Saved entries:

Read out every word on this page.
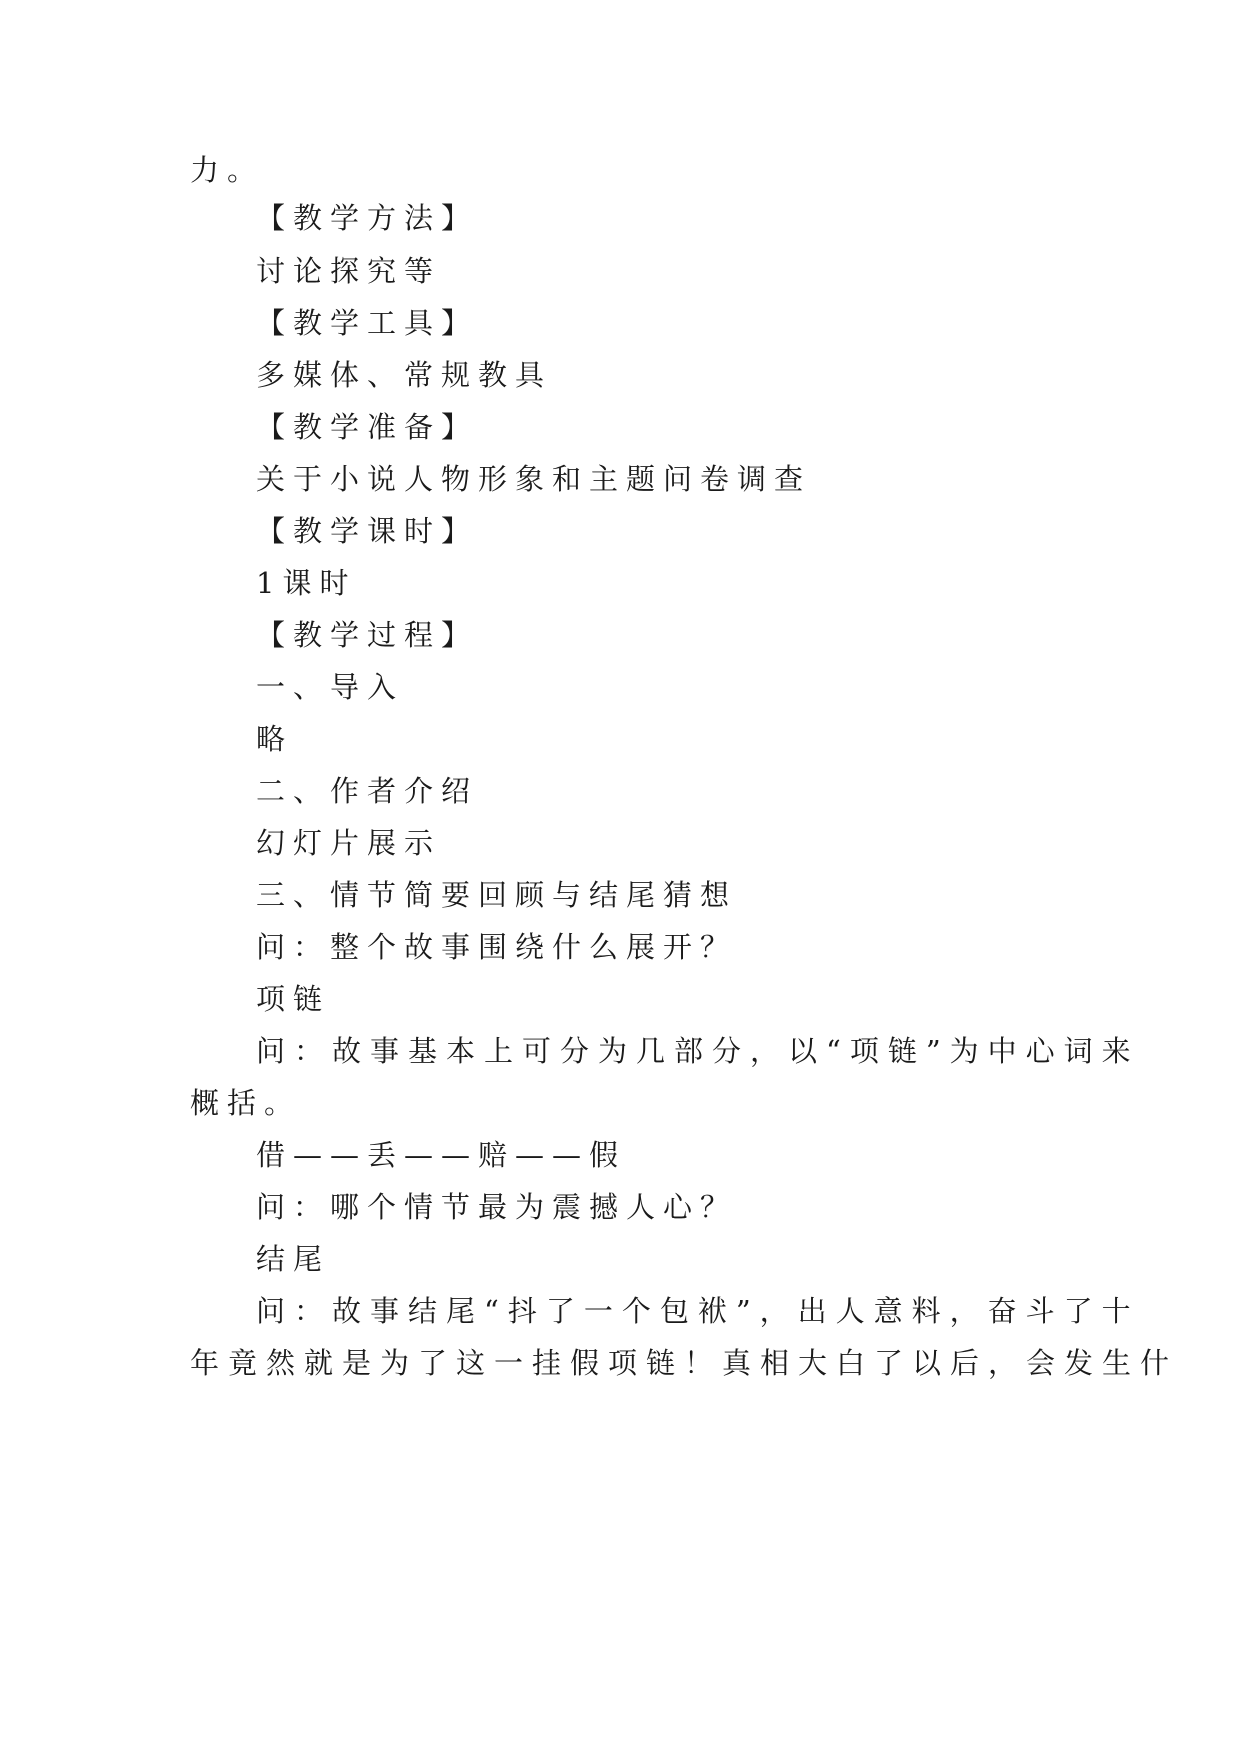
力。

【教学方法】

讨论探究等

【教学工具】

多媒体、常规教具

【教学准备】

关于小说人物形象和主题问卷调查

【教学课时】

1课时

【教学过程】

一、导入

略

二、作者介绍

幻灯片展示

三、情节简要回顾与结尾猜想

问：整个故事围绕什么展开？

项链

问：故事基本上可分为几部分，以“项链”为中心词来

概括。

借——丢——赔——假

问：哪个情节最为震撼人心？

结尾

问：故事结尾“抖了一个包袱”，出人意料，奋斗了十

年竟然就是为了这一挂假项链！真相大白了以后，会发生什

==

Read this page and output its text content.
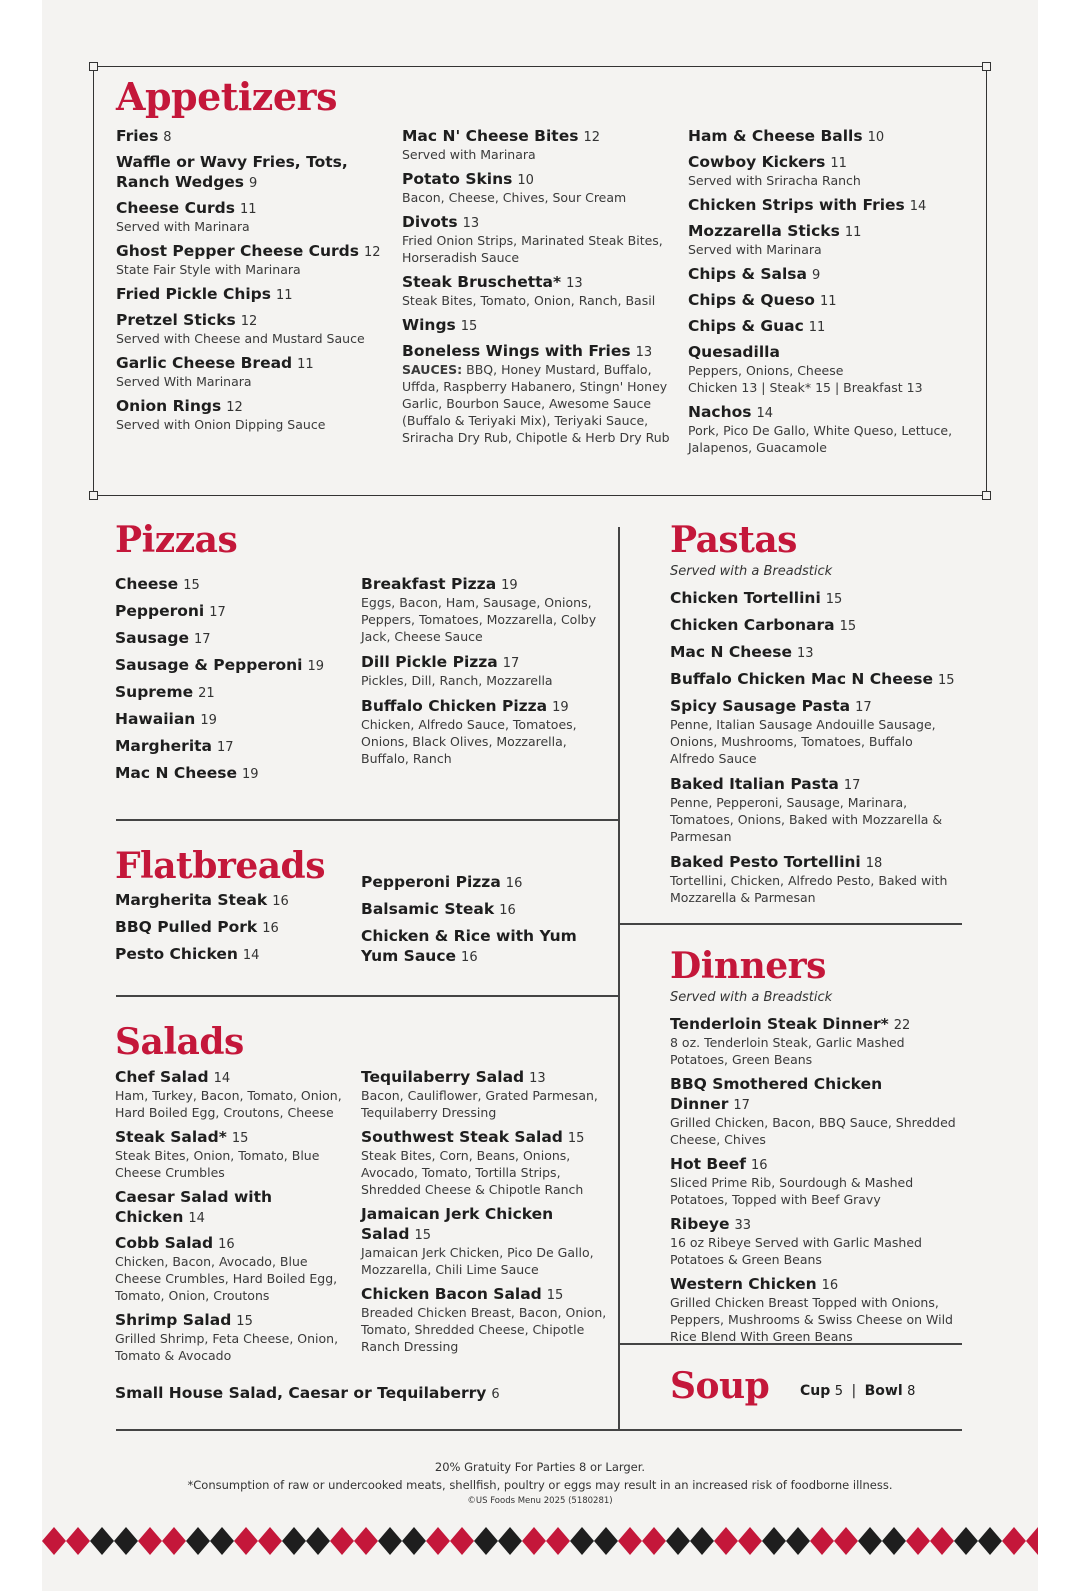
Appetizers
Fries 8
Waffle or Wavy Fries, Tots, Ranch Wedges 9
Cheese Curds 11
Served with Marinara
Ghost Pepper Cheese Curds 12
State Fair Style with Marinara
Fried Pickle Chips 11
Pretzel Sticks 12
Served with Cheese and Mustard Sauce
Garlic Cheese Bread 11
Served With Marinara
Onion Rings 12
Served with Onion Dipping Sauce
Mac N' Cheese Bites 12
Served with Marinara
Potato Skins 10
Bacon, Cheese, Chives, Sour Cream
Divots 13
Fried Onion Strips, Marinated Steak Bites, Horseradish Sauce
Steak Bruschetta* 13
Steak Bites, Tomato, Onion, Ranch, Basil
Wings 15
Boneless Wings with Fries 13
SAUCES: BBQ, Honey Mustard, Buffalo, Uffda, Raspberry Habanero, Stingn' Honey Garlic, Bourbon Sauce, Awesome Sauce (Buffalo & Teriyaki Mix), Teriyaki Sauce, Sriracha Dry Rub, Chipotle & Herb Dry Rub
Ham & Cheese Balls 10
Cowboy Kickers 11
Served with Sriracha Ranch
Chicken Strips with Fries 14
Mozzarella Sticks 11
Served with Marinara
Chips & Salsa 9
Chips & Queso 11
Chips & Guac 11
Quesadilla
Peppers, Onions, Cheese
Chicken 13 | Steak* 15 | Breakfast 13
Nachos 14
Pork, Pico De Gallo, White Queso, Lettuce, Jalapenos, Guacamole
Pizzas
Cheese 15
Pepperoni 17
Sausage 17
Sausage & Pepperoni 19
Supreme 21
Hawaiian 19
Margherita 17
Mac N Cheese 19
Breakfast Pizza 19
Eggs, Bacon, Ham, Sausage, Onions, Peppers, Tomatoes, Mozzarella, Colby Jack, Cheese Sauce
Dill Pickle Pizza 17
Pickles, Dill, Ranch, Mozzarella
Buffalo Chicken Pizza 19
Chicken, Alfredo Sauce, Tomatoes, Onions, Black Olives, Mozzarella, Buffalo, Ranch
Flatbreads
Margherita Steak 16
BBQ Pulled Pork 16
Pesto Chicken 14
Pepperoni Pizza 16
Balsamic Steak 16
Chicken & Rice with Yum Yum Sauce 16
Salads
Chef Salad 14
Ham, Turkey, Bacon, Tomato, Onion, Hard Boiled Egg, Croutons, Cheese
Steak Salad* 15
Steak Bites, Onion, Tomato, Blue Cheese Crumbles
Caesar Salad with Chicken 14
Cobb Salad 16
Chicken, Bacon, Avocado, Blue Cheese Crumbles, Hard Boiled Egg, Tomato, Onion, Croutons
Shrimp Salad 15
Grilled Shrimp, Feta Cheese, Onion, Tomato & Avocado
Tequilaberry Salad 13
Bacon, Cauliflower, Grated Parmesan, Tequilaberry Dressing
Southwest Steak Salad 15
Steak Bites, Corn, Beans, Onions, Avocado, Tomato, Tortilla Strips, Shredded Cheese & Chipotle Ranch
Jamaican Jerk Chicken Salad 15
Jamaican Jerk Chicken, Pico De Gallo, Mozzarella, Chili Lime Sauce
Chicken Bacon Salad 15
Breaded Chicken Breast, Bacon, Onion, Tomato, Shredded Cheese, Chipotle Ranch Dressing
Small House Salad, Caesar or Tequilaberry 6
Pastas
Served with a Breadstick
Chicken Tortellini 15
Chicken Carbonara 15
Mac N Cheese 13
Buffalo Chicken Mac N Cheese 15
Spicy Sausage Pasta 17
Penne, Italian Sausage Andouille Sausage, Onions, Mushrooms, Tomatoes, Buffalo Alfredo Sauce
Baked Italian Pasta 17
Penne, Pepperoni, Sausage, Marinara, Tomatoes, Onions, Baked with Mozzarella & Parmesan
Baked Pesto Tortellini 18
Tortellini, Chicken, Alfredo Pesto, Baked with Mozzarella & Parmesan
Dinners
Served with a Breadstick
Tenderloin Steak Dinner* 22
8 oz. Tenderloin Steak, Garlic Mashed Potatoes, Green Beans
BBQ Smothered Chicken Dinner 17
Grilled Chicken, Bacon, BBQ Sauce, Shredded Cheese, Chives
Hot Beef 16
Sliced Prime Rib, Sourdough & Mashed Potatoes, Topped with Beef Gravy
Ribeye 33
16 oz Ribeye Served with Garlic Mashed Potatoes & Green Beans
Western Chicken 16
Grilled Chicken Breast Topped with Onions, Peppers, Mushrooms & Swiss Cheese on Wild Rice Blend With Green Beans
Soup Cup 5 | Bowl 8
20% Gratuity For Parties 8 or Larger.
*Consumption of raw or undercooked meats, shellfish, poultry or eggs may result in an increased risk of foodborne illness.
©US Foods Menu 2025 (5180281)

- [TASK REQUIREMENTS] Write out every line of the entries that holds the word "Pepperoni".

- [RESPONSE TO THE EXERCISE]
Pepperoni 17
Sausage & Pepperoni 19
Pepperoni Pizza 16
Penne, Pepperoni, Sausage, Marinara, Tomatoes, Onions, Baked with Mozzarella & Parmesan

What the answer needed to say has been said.